CHALLENGE: Drop the pictures, then extract the listing word for word.

DATA FOR PROCESSING:

____

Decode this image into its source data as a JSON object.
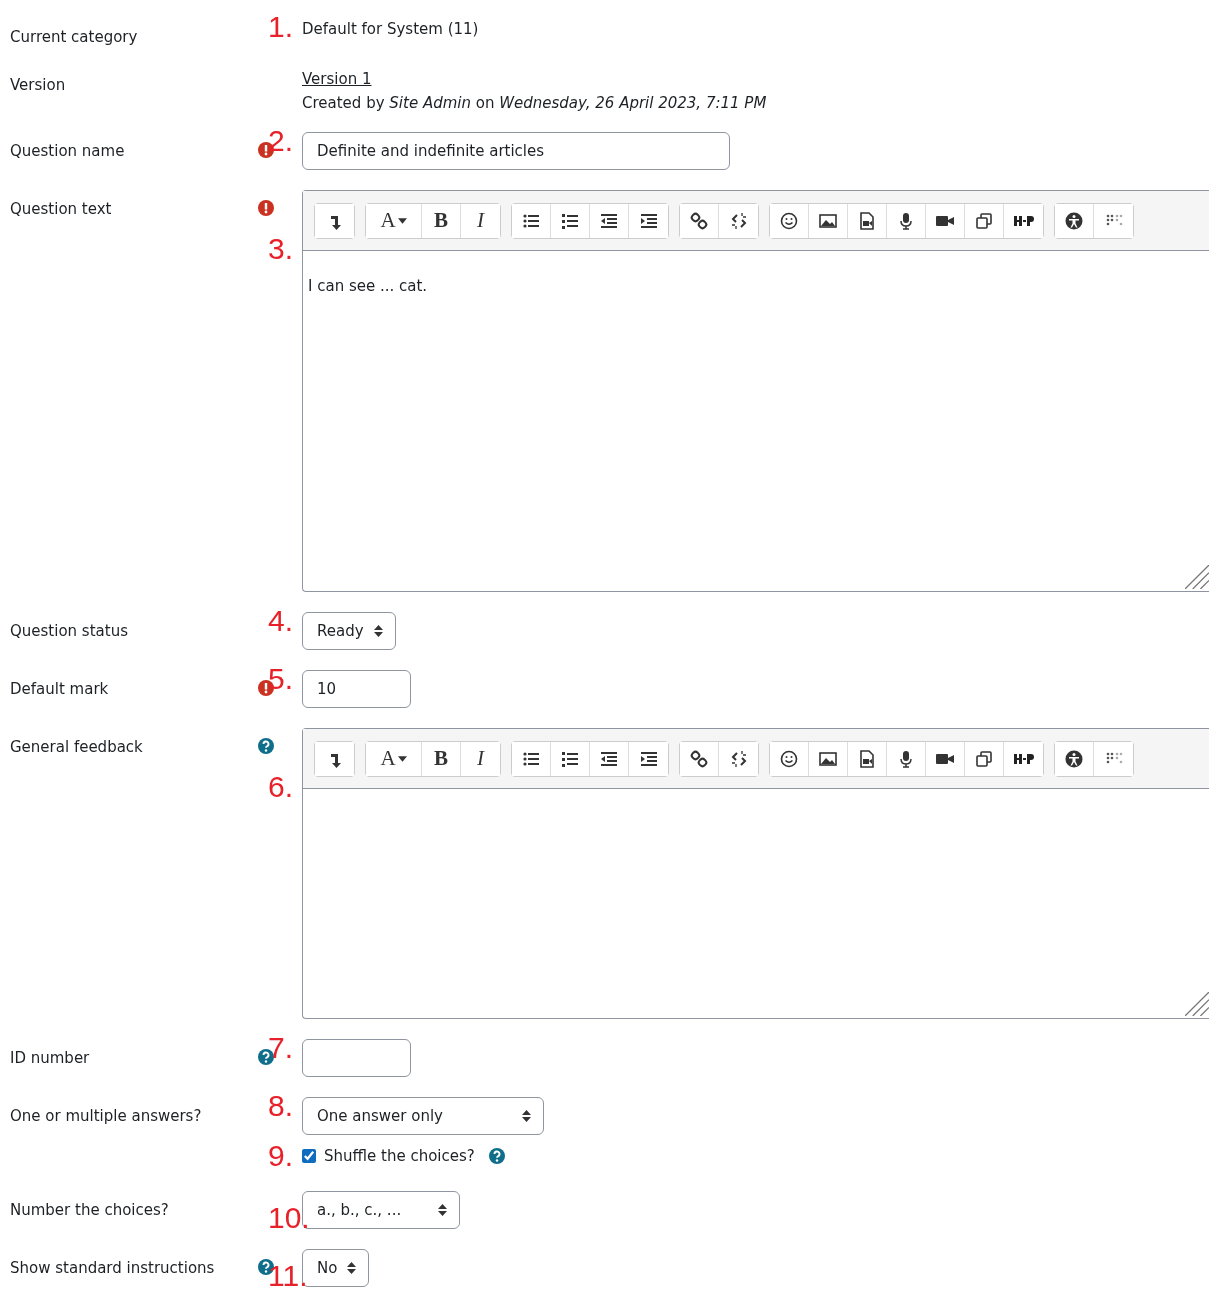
{
  "fields": [
    {
      "kind": "static",
      "label": "Current category",
      "value": "Default for System (11)",
      "marker": "1."
    },
    {
      "kind": "version",
      "label": "Version",
      "link": "Version 1",
      "created": "Created by *Site Admin* on *Wednesday, 26 April 2023, 7:11 PM*"
    },
    {
      "kind": "text",
      "label": "Question name",
      "value": "Definite and indefinite articles",
      "required": true,
      "marker": "2."
    },
    {
      "kind": "editor",
      "label": "Question text",
      "value": "I can see ... cat.",
      "required": true,
      "marker": "3.",
      "toolbar": [
        [
          {
            "kind": "arrow"
          }
        ],
        [
          {
            "kind": "font",
            "glyph": "A"
          },
          {
            "kind": "bold",
            "glyph": "B"
          },
          {
            "kind": "italic",
            "glyph": "I"
          }
        ],
        [
          {
            "kind": "ul"
          },
          {
            "kind": "ol"
          },
          {
            "kind": "outdent"
          },
          {
            "kind": "indent"
          }
        ],
        [
          {
            "kind": "link"
          },
          {
            "kind": "unlink"
          }
        ],
        [
          {
            "kind": "emoji"
          },
          {
            "kind": "image"
          },
          {
            "kind": "media"
          },
          {
            "kind": "mic"
          },
          {
            "kind": "video"
          },
          {
            "kind": "copy"
          },
          {
            "kind": "h5p"
          }
        ],
        [
          {
            "kind": "access"
          },
          {
            "kind": "dots"
          }
        ]
      ]
    },
    {
      "kind": "select",
      "label": "Question status",
      "value": "Ready",
      "marker": "4."
    },
    {
      "kind": "text",
      "label": "Default mark",
      "value": "10",
      "required": true,
      "marker": "5."
    },
    {
      "kind": "editor",
      "label": "General feedback",
      "help": true,
      "marker": "6.",
      "toolbar": [
        [
          {
            "kind": "arrow"
          }
        ],
        [
          {
            "kind": "font",
            "glyph": "A"
          },
          {
            "kind": "bold",
            "glyph": "B"
          },
          {
            "kind": "italic",
            "glyph": "I"
          }
        ],
        [
          {
            "kind": "ul"
          },
          {
            "kind": "ol"
          },
          {
            "kind": "outdent"
          },
          {
            "kind": "indent"
          }
        ],
        [
          {
            "kind": "link"
          },
          {
            "kind": "unlink"
          }
        ],
        [
          {
            "kind": "emoji"
          },
          {
            "kind": "image"
          },
          {
            "kind": "media"
          },
          {
            "kind": "mic"
          },
          {
            "kind": "video"
          },
          {
            "kind": "copy"
          },
          {
            "kind": "h5p"
          }
        ],
        [
          {
            "kind": "access"
          },
          {
            "kind": "dots"
          }
        ]
      ]
    },
    {
      "kind": "text",
      "label": "ID number",
      "help": true,
      "marker": "7."
    },
    {
      "kind": "select",
      "label": "One or multiple answers?",
      "value": "One answer only",
      "marker": "8."
    },
    {
      "kind": "checkbox",
      "label_text": "Shuffle the choices?",
      "checked": true,
      "help": true,
      "marker": "9."
    },
    {
      "kind": "select",
      "label": "Number the choices?",
      "value": "a., b., c., ...",
      "marker": "10."
    },
    {
      "kind": "select",
      "label": "Show standard instructions",
      "value": "No",
      "help": true,
      "marker": "11."
    }
  ]
}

____

SOLUTION FOR THIS TASK:
Decode this image into its source data as a JSON object.
{
  "fields": [
    {
      "kind": "static",
      "label": "Current category",
      "value": "Default for System (11)",
      "marker": "1."
    },
    {
      "kind": "version",
      "label": "Version",
      "link": "Version 1",
      "created": "Created by *Site Admin* on *Wednesday, 26 April 2023, 7:11 PM*"
    },
    {
      "kind": "text",
      "label": "Question name",
      "value": "Definite and indefinite articles",
      "required": true,
      "marker": "2."
    },
    {
      "kind": "editor",
      "label": "Question text",
      "value": "I can see ... cat.",
      "required": true,
      "marker": "3.",
      "toolbar": [
        [
          {
            "kind": "arrow"
          }
        ],
        [
          {
            "kind": "font",
            "glyph": "A"
          },
          {
            "kind": "bold",
            "glyph": "B"
          },
          {
            "kind": "italic",
            "glyph": "I"
          }
        ],
        [
          {
            "kind": "ul"
          },
          {
            "kind": "ol"
          },
          {
            "kind": "outdent"
          },
          {
            "kind": "indent"
          }
        ],
        [
          {
            "kind": "link"
          },
          {
            "kind": "unlink"
          }
        ],
        [
          {
            "kind": "emoji"
          },
          {
            "kind": "image"
          },
          {
            "kind": "media"
          },
          {
            "kind": "mic"
          },
          {
            "kind": "video"
          },
          {
            "kind": "copy"
          },
          {
            "kind": "h5p"
          }
        ],
        [
          {
            "kind": "access"
          },
          {
            "kind": "dots"
          }
        ]
      ]
    },
    {
      "kind": "select",
      "label": "Question status",
      "value": "Ready",
      "marker": "4."
    },
    {
      "kind": "text",
      "label": "Default mark",
      "value": "10",
      "required": true,
      "marker": "5."
    },
    {
      "kind": "editor",
      "label": "General feedback",
      "help": true,
      "marker": "6.",
      "toolbar": [
        [
          {
            "kind": "arrow"
          }
        ],
        [
          {
            "kind": "font",
            "glyph": "A"
          },
          {
            "kind": "bold",
            "glyph": "B"
          },
          {
            "kind": "italic",
            "glyph": "I"
          }
        ],
        [
          {
            "kind": "ul"
          },
          {
            "kind": "ol"
          },
          {
            "kind": "outdent"
          },
          {
            "kind": "indent"
          }
        ],
        [
          {
            "kind": "link"
          },
          {
            "kind": "unlink"
          }
        ],
        [
          {
            "kind": "emoji"
          },
          {
            "kind": "image"
          },
          {
            "kind": "media"
          },
          {
            "kind": "mic"
          },
          {
            "kind": "video"
          },
          {
            "kind": "copy"
          },
          {
            "kind": "h5p"
          }
        ],
        [
          {
            "kind": "access"
          },
          {
            "kind": "dots"
          }
        ]
      ]
    },
    {
      "kind": "text",
      "label": "ID number",
      "help": true,
      "marker": "7."
    },
    {
      "kind": "select",
      "label": "One or multiple answers?",
      "value": "One answer only",
      "marker": "8."
    },
    {
      "kind": "checkbox",
      "label_text": "Shuffle the choices?",
      "checked": true,
      "help": true,
      "marker": "9."
    },
    {
      "kind": "select",
      "label": "Number the choices?",
      "value": "a., b., c., ...",
      "marker": "10."
    },
    {
      "kind": "select",
      "label": "Show standard instructions",
      "value": "No",
      "help": true,
      "marker": "11."
    }
  ]
}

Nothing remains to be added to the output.